Transcribe all of the data exactly. Omit the pictures.

Records
____________________

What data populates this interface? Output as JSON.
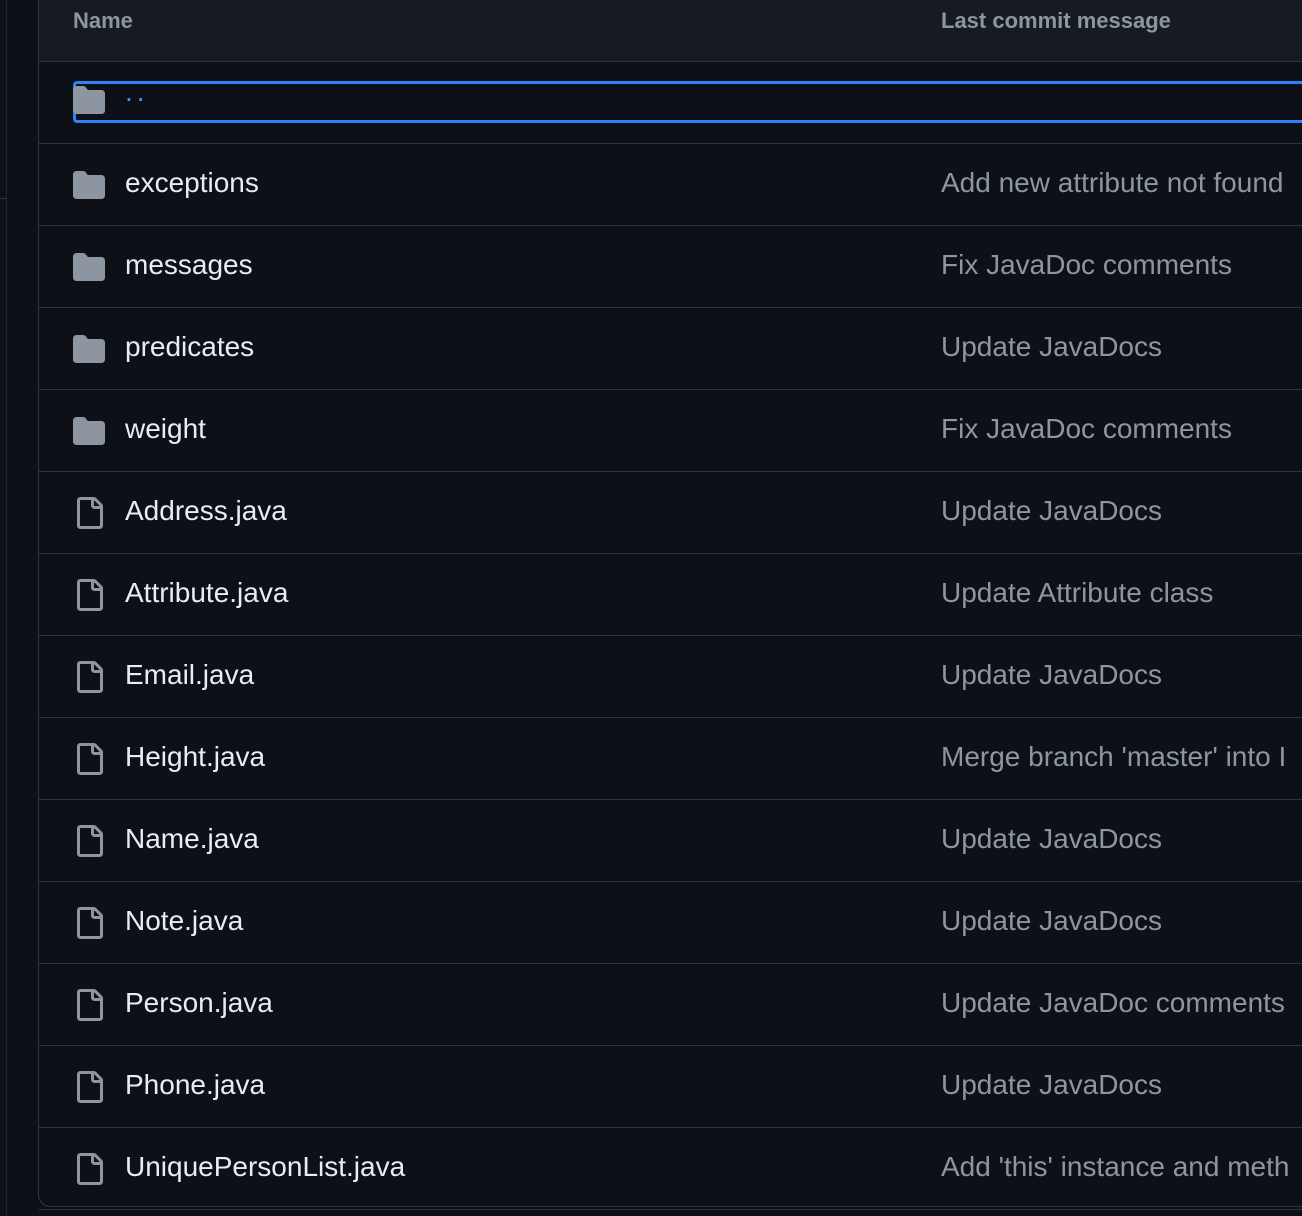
{
  "header": {
    "name_label": "Name",
    "message_label": "Last commit message"
  },
  "parent": {
    "name": "..",
    "icon": "folder-icon"
  },
  "rows": [
    {
      "type": "folder",
      "icon": "folder-icon",
      "name": "exceptions",
      "message": "Add new attribute not found"
    },
    {
      "type": "folder",
      "icon": "folder-icon",
      "name": "messages",
      "message": "Fix JavaDoc comments"
    },
    {
      "type": "folder",
      "icon": "folder-icon",
      "name": "predicates",
      "message": "Update JavaDocs"
    },
    {
      "type": "folder",
      "icon": "folder-icon",
      "name": "weight",
      "message": "Fix JavaDoc comments"
    },
    {
      "type": "file",
      "icon": "file-icon",
      "name": "Address.java",
      "message": "Update JavaDocs"
    },
    {
      "type": "file",
      "icon": "file-icon",
      "name": "Attribute.java",
      "message": "Update Attribute class"
    },
    {
      "type": "file",
      "icon": "file-icon",
      "name": "Email.java",
      "message": "Update JavaDocs"
    },
    {
      "type": "file",
      "icon": "file-icon",
      "name": "Height.java",
      "message": "Merge branch 'master' into I"
    },
    {
      "type": "file",
      "icon": "file-icon",
      "name": "Name.java",
      "message": "Update JavaDocs"
    },
    {
      "type": "file",
      "icon": "file-icon",
      "name": "Note.java",
      "message": "Update JavaDocs"
    },
    {
      "type": "file",
      "icon": "file-icon",
      "name": "Person.java",
      "message": "Update JavaDoc comments"
    },
    {
      "type": "file",
      "icon": "file-icon",
      "name": "Phone.java",
      "message": "Update JavaDocs"
    },
    {
      "type": "file",
      "icon": "file-icon",
      "name": "UniquePersonList.java",
      "message": "Add 'this' instance and meth"
    }
  ],
  "colors": {
    "background": "#0d1117",
    "header_bg": "#161b22",
    "border": "#30363d",
    "text_primary": "#e6edf3",
    "text_muted": "#8d96a0",
    "icon": "#8d96a0",
    "focus": "#2f81f7",
    "link": "#4493f8"
  }
}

____________________

● **Output for this task**
What data populates this interface? Output as JSON.
{
  "header": {
    "name_label": "Name",
    "message_label": "Last commit message"
  },
  "parent": {
    "name": "..",
    "icon": "folder-icon"
  },
  "rows": [
    {
      "type": "folder",
      "icon": "folder-icon",
      "name": "exceptions",
      "message": "Add new attribute not found"
    },
    {
      "type": "folder",
      "icon": "folder-icon",
      "name": "messages",
      "message": "Fix JavaDoc comments"
    },
    {
      "type": "folder",
      "icon": "folder-icon",
      "name": "predicates",
      "message": "Update JavaDocs"
    },
    {
      "type": "folder",
      "icon": "folder-icon",
      "name": "weight",
      "message": "Fix JavaDoc comments"
    },
    {
      "type": "file",
      "icon": "file-icon",
      "name": "Address.java",
      "message": "Update JavaDocs"
    },
    {
      "type": "file",
      "icon": "file-icon",
      "name": "Attribute.java",
      "message": "Update Attribute class"
    },
    {
      "type": "file",
      "icon": "file-icon",
      "name": "Email.java",
      "message": "Update JavaDocs"
    },
    {
      "type": "file",
      "icon": "file-icon",
      "name": "Height.java",
      "message": "Merge branch 'master' into I"
    },
    {
      "type": "file",
      "icon": "file-icon",
      "name": "Name.java",
      "message": "Update JavaDocs"
    },
    {
      "type": "file",
      "icon": "file-icon",
      "name": "Note.java",
      "message": "Update JavaDocs"
    },
    {
      "type": "file",
      "icon": "file-icon",
      "name": "Person.java",
      "message": "Update JavaDoc comments"
    },
    {
      "type": "file",
      "icon": "file-icon",
      "name": "Phone.java",
      "message": "Update JavaDocs"
    },
    {
      "type": "file",
      "icon": "file-icon",
      "name": "UniquePersonList.java",
      "message": "Add 'this' instance and meth"
    }
  ],
  "colors": {
    "background": "#0d1117",
    "header_bg": "#161b22",
    "border": "#30363d",
    "text_primary": "#e6edf3",
    "text_muted": "#8d96a0",
    "icon": "#8d96a0",
    "focus": "#2f81f7",
    "link": "#4493f8"
  }
}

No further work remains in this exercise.